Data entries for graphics
+ + + +
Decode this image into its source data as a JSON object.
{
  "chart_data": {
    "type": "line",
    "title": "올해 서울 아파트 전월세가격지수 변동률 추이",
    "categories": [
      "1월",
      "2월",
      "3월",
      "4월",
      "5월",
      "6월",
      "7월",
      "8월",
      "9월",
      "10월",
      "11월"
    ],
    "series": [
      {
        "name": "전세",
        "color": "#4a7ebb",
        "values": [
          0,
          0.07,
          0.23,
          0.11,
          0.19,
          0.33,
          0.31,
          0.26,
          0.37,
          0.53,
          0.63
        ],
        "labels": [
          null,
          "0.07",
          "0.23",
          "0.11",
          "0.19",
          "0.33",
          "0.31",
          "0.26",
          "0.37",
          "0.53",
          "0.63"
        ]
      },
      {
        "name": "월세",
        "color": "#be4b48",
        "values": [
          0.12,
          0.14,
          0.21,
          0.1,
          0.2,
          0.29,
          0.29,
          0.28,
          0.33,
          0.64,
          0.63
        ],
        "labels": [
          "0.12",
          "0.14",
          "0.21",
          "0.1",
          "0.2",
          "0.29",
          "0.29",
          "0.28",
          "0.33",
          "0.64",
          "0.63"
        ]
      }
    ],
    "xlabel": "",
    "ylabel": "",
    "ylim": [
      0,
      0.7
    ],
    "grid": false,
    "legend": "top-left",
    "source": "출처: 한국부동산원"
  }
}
+ + + +
▶ **Exercise details**: Using the exact wording, write out all of the records.

▶ **Task response**:
Decode this image into its source data as a JSON object.
{
  "chart_data": {
    "type": "line",
    "title": "올해 서울 아파트 전월세가격지수 변동률 추이",
    "categories": [
      "1월",
      "2월",
      "3월",
      "4월",
      "5월",
      "6월",
      "7월",
      "8월",
      "9월",
      "10월",
      "11월"
    ],
    "series": [
      {
        "name": "전세",
        "color": "#4a7ebb",
        "values": [
          0,
          0.07,
          0.23,
          0.11,
          0.19,
          0.33,
          0.31,
          0.26,
          0.37,
          0.53,
          0.63
        ],
        "labels": [
          null,
          "0.07",
          "0.23",
          "0.11",
          "0.19",
          "0.33",
          "0.31",
          "0.26",
          "0.37",
          "0.53",
          "0.63"
        ]
      },
      {
        "name": "월세",
        "color": "#be4b48",
        "values": [
          0.12,
          0.14,
          0.21,
          0.1,
          0.2,
          0.29,
          0.29,
          0.28,
          0.33,
          0.64,
          0.63
        ],
        "labels": [
          "0.12",
          "0.14",
          "0.21",
          "0.1",
          "0.2",
          "0.29",
          "0.29",
          "0.28",
          "0.33",
          "0.64",
          "0.63"
        ]
      }
    ],
    "xlabel": "",
    "ylabel": "",
    "ylim": [
      0,
      0.7
    ],
    "grid": false,
    "legend": "top-left",
    "source": "출처: 한국부동산원"
  }
}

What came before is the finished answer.